THE PROBLEM - Return all of the data exactly as written, without the pictures.

'''

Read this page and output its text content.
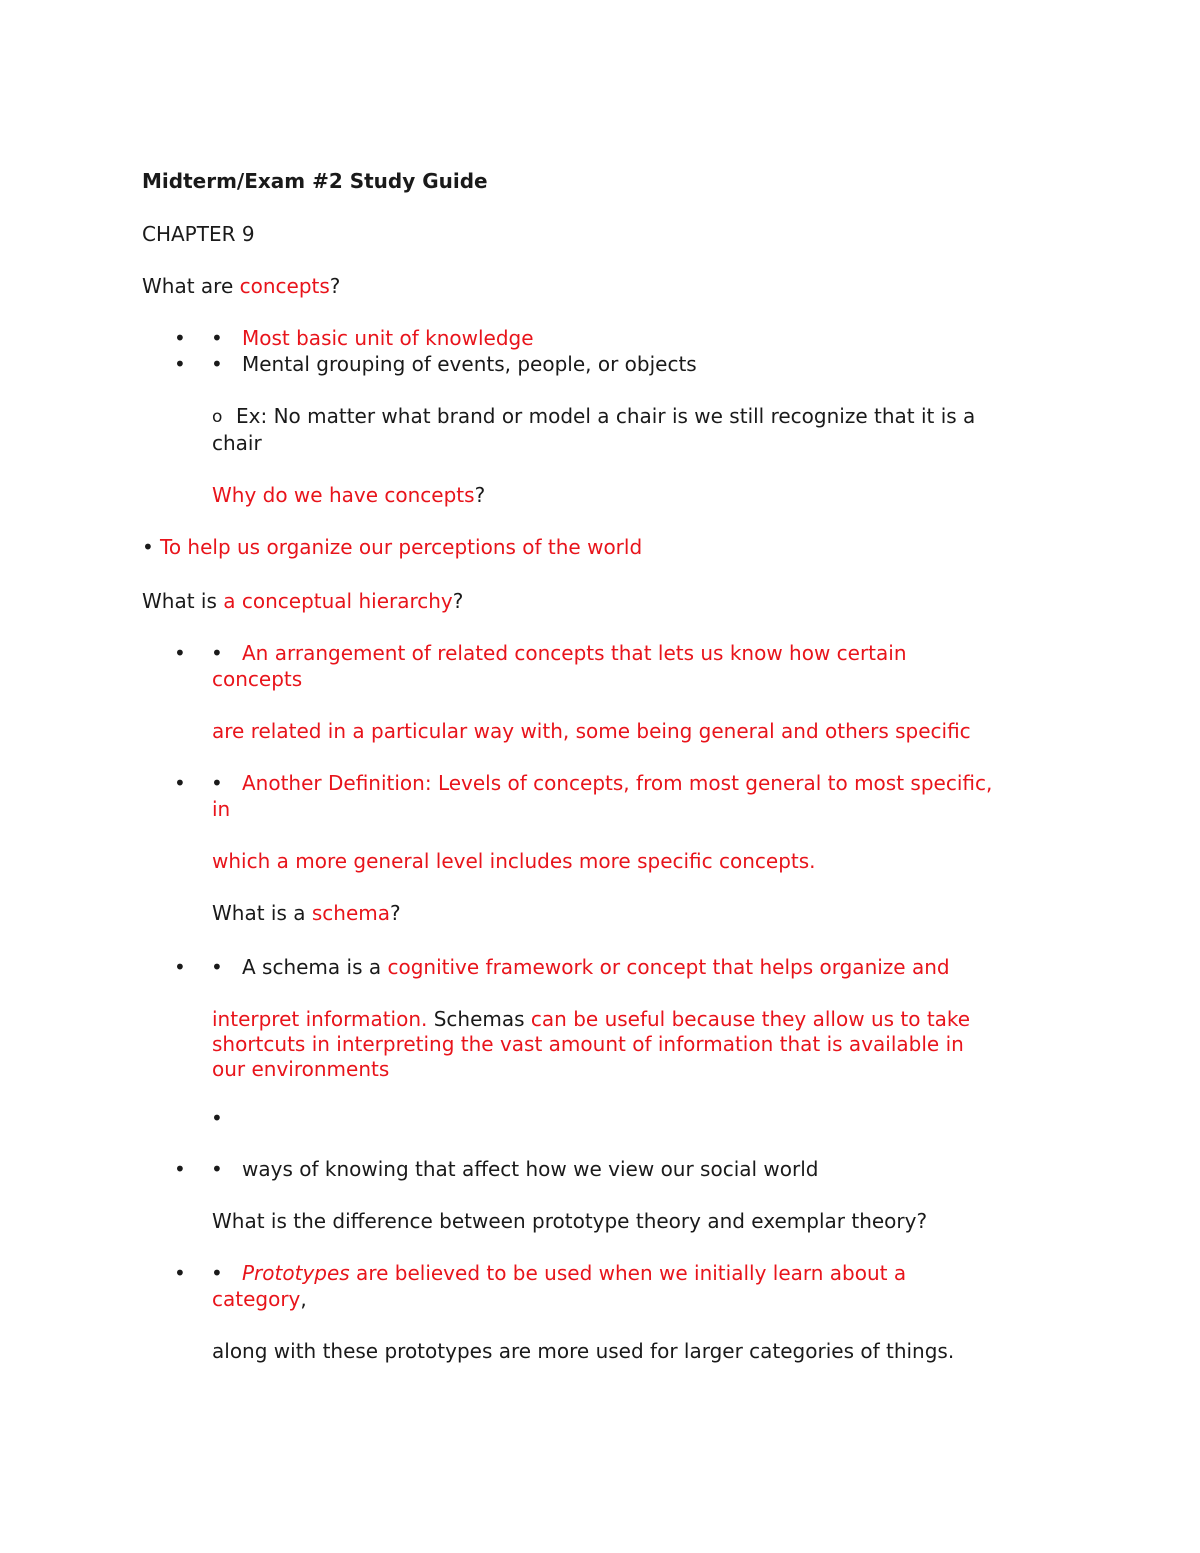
Midterm/Exam #2 Study Guide
CHAPTER 9
What are concepts?
• • Most basic unit of knowledge
• • Mental grouping of events, people, or objects
o Ex: No matter what brand or model a chair is we still recognize that it is a
chair
Why do we have concepts?
• To help us organize our perceptions of the world
What is a conceptual hierarchy?
• • An arrangement of related concepts that lets us know how certain
concepts
are related in a particular way with, some being general and others specific
• • Another Definition: Levels of concepts, from most general to most specific,
in
which a more general level includes more specific concepts.
What is a schema?
• • A schema is a cognitive framework or concept that helps organize and
interpret information. Schemas can be useful because they allow us to take
shortcuts in interpreting the vast amount of information that is available in
our environments
•
• • ways of knowing that affect how we view our social world
What is the difference between prototype theory and exemplar theory?
• • Prototypes are believed to be used when we initially learn about a
category,
along with these prototypes are more used for larger categories of things.
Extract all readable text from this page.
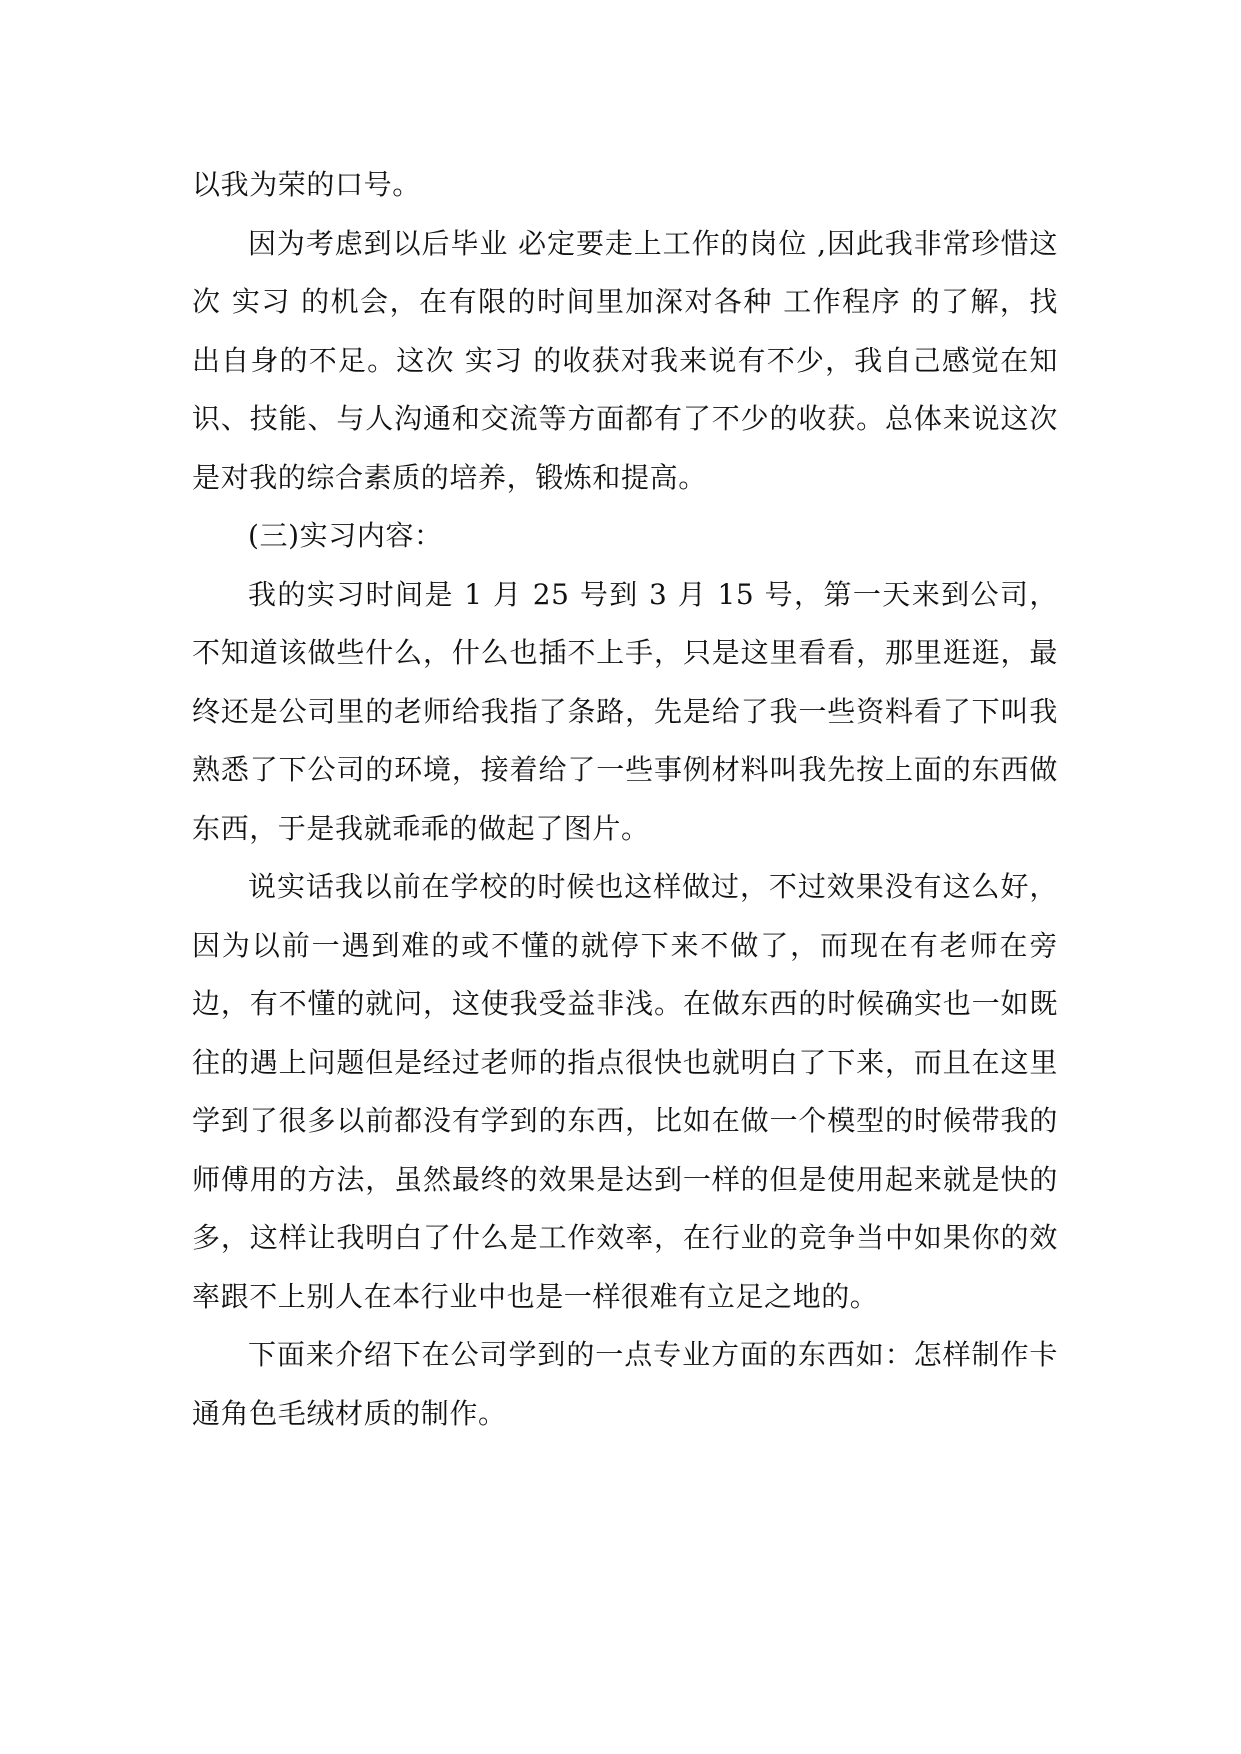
以我为荣的口号。

因为考虑到以后毕业 必定要走上工作的岗位 ,因此我非常珍惜这次 实习 的机会，在有限的时间里加深对各种 工作程序 的了解，找出自身的不足。这次 实习 的收获对我来说有不少，我自己感觉在知识、技能、与人沟通和交流等方面都有了不少的收获。总体来说这次是对我的综合素质的培养，锻炼和提高。

(三)实习内容：

我的实习时间是 1 月 25 号到 3 月 15 号，第一天来到公司，不知道该做些什么，什么也插不上手，只是这里看看，那里逛逛，最终还是公司里的老师给我指了条路，先是给了我一些资料看了下叫我熟悉了下公司的环境，接着给了一些事例材料叫我先按上面的东西做东西，于是我就乖乖的做起了图片。

说实话我以前在学校的时候也这样做过，不过效果没有这么好，因为以前一遇到难的或不懂的就停下来不做了，而现在有老师在旁边，有不懂的就问，这使我受益非浅。在做东西的时候确实也一如既往的遇上问题但是经过老师的指点很快也就明白了下来，而且在这里学到了很多以前都没有学到的东西，比如在做一个模型的时候带我的师傅用的方法，虽然最终的效果是达到一样的但是使用起来就是快的多，这样让我明白了什么是工作效率，在行业的竞争当中如果你的效率跟不上别人在本行业中也是一样很难有立足之地的。

下面来介绍下在公司学到的一点专业方面的东西如：怎样制作卡通角色毛绒材质的制作。
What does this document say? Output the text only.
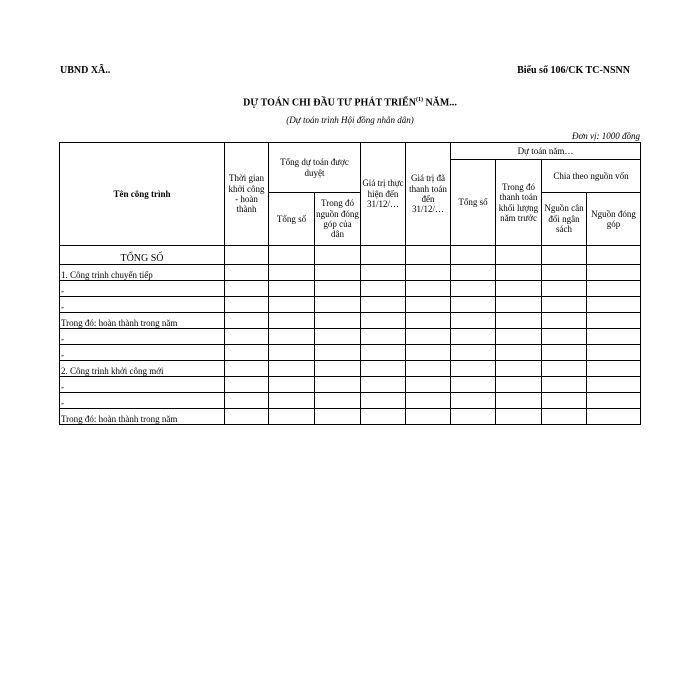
UBND XÃ..	Biểu số 106/CK TC-NSNN
DỰ TOÁN CHI ĐẦU TƯ PHÁT TRIỂN$^{(1)}$ NĂM...
(Dự toán trình Hội đồng nhân dân)
Đơn vị: 1000 đồng
Tên công trình	Thời gian khởi công - hoàn thành	Tổng dự toán được duyệt		Giá trị thực hiện đến 31/12/…	Giá trị đã thanh toán đến 31/12/…	Dự toán năm…			
						Tổng số	Trong đó thanh toán khối lượng năm trước	Chia theo nguồn vốn	
		Tổng số	Trong đó nguồn đóng góp của dân					Nguồn cân đối ngân sách	Nguồn đóng góp
TỔNG SỐ									
1. Công trình chuyển tiếp									
-									
-									
Trong đó: hoàn thành trong năm									
-									
-									
2. Công trình khởi công mới									
-									
-									
Trong đó: hoàn thành trong năm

'''

SOLUTION FOR THIS PROBLEM -
Read this page and output its text content.
Midterm/Exam #2 Study Guide
CHAPTER 9
What are concepts?
• • Most basic unit of knowledge
• • Mental grouping of events, people, or objects
o Ex: No matter what brand or model a chair is we still recognize that it is a
chair
Why do we have concepts?
• To help us organize our perceptions of the world
What is a conceptual hierarchy?
• • An arrangement of related concepts that lets us know how certain
concepts
are related in a particular way with, some being general and others specific
• • Another Definition: Levels of concepts, from most general to most specific,
in
which a more general level includes more specific concepts.
What is a schema?
• • A schema is a cognitive framework or concept that helps organize and
interpret information. Schemas can be useful because they allow us to take
shortcuts in interpreting the vast amount of information that is available in
our environments
•
• • ways of knowing that affect how we view our social world
What is the difference between prototype theory and exemplar theory?
• • Prototypes are believed to be used when we initially learn about a
category,
along with these prototypes are more used for larger categories of things.
Extract all readable text from this page.
以我为荣的口号。

因为考虑到以后毕业 必定要走上工作的岗位 ,因此我非常珍惜这次 实习 的机会，在有限的时间里加深对各种 工作程序 的了解，找出自身的不足。这次 实习 的收获对我来说有不少，我自己感觉在知识、技能、与人沟通和交流等方面都有了不少的收获。总体来说这次是对我的综合素质的培养，锻炼和提高。

(三)实习内容：

我的实习时间是 1 月 25 号到 3 月 15 号，第一天来到公司，不知道该做些什么，什么也插不上手，只是这里看看，那里逛逛，最终还是公司里的老师给我指了条路，先是给了我一些资料看了下叫我熟悉了下公司的环境，接着给了一些事例材料叫我先按上面的东西做东西，于是我就乖乖的做起了图片。

说实话我以前在学校的时候也这样做过，不过效果没有这么好，因为以前一遇到难的或不懂的就停下来不做了，而现在有老师在旁边，有不懂的就问，这使我受益非浅。在做东西的时候确实也一如既往的遇上问题但是经过老师的指点很快也就明白了下来，而且在这里学到了很多以前都没有学到的东西，比如在做一个模型的时候带我的师傅用的方法，虽然最终的效果是达到一样的但是使用起来就是快的多，这样让我明白了什么是工作效率，在行业的竞争当中如果你的效率跟不上别人在本行业中也是一样很难有立足之地的。

下面来介绍下在公司学到的一点专业方面的东西如：怎样制作卡通角色毛绒材质的制作。
What does this document say? Output the text only.
UBND XÃ..	Biểu số 106/CK TC-NSNN
DỰ TOÁN CHI ĐẦU TƯ PHÁT TRIỂN$^{(1)}$ NĂM...
(Dự toán trình Hội đồng nhân dân)
Đơn vị: 1000 đồng
Tên công trình	Thời gian khởi công - hoàn thành	Tổng dự toán được duyệt		Giá trị thực hiện đến 31/12/…	Giá trị đã thanh toán đến 31/12/…	Dự toán năm…			
						Tổng số	Trong đó thanh toán khối lượng năm trước	Chia theo nguồn vốn	
		Tổng số	Trong đó nguồn đóng góp của dân					Nguồn cân đối ngân sách	Nguồn đóng góp
TỔNG SỐ									
1. Công trình chuyển tiếp									
-									
-									
Trong đó: hoàn thành trong năm									
-									
-									
2. Công trình khởi công mới									
-									
-									
Trong đó: hoàn thành trong năm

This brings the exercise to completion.